— Source passage —
On the other hand, inflation based on the wholesale price index rose at a faster-than-expected 6.95 per cent from a year earlier in February, as spike in vegetable prices stoked food inflation..
According to the central bank, the global economic conditions are likely to remain weak. Containing inflation is essential for recreating a high growth trajectory, he said.
The central bank will meet on April 17 to review the policy stance in its annual monetary policy review, and the jury is out if the RBI starts the rate reversal cycle.
After hiking interest rates for 20 months between March 2010 and October 2011, the central bank maintained status quo on rates for two consecutive policy reviews.
However, since January, the cash reserve ratio was reduced by 175 bps to 4.75 per cent to ease the liquidity crunch. As the RBI has viewed oil prices and government’s fiscal situation as key to inflation, economists now expect a slower rate reduction during the course of the year.
High oil prices and uncertainty over a credible fiscal roadmap have also led to hope for a rate cut in the April policy.
On his part, Gokarn highlighted the importance of the government’s commitment in bringing down fiscal deficit through rule-based policy.
The government is committed to fiscal consolidation, and its commitment to cap subsidies as a percentage of the gross domestic product (GDP) is the key, he said.
In the Union Budget 2012-13, Finance Minister Pranab Mukherjee said subsidies would be contained at 2 per cent of the GDP to curb expenditure — and thereby limit a rise in the fiscal deficit.
The government has pegged the fiscal deficit for 2012-13 at 5.1 per cent of the GDP.
High government expenditure and resultant fiscal deficit have fuelled inflation and hurt growth by crowding out private investment in the last two years.
Gokarn pointed out that unlike the earlier high growth period, the onus of spurring economic growth lies on domestic factors such as local investment and consumption in the wake of weak global growth.

— Task set —
[1] According to the article on Indian inflation and interest rates, what level of GDP has the government set for the 2012-13 fiscal deficit?
[2] Transcribe the article on Indian inflation and interest rates word for word, taking everything from "After hiking interest" down to "of the year.".

— Dataset content —

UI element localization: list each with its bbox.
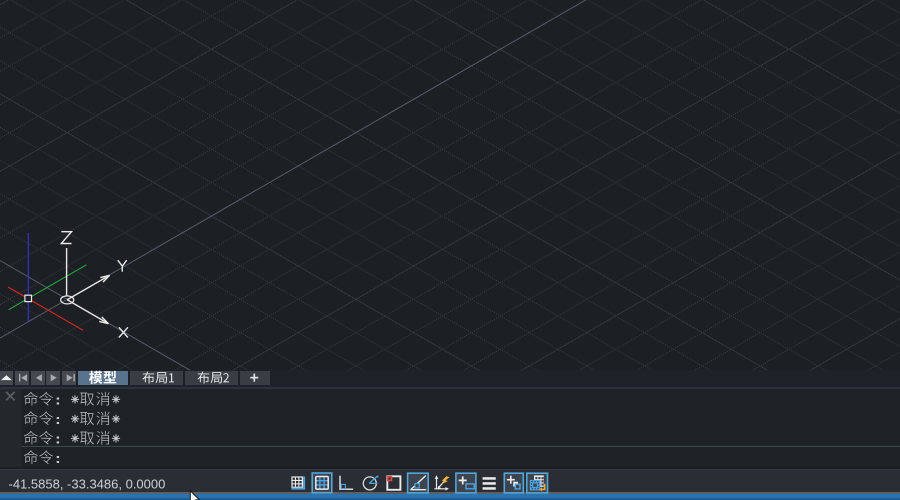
svg-text:-41.5858, -33.3486, 0.0000: -41.5858, -33.3486, 0.0000 <box>9 476 166 491</box>
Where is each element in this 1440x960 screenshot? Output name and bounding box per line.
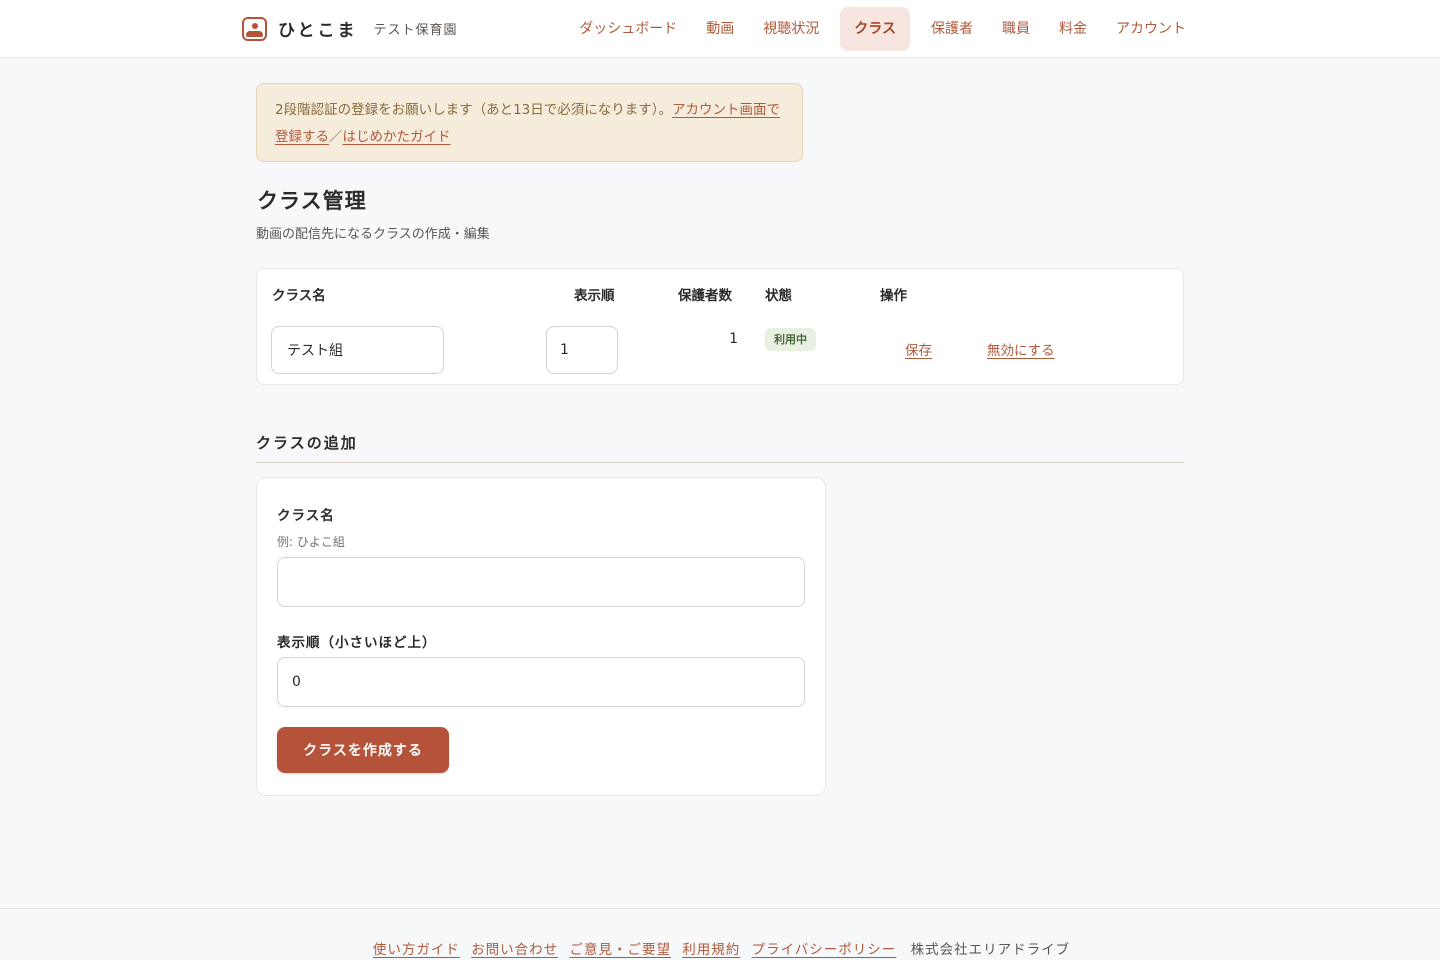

— Solutions to the tasks —
[1] 5.1 per cent of the GDP.

[2]
After hiking interest rates for 20 months between March 2010 and October 2011, the central bank maintained status quo on rates for two consecutive policy reviews.
However, since January, the cash reserve ratio was reduced by 175 bps to 4.75 per cent to ease the liquidity crunch. As the RBI has viewed oil prices and government’s fiscal situation as key to inflation, economists now expect a slower rate reduction during the course of the year.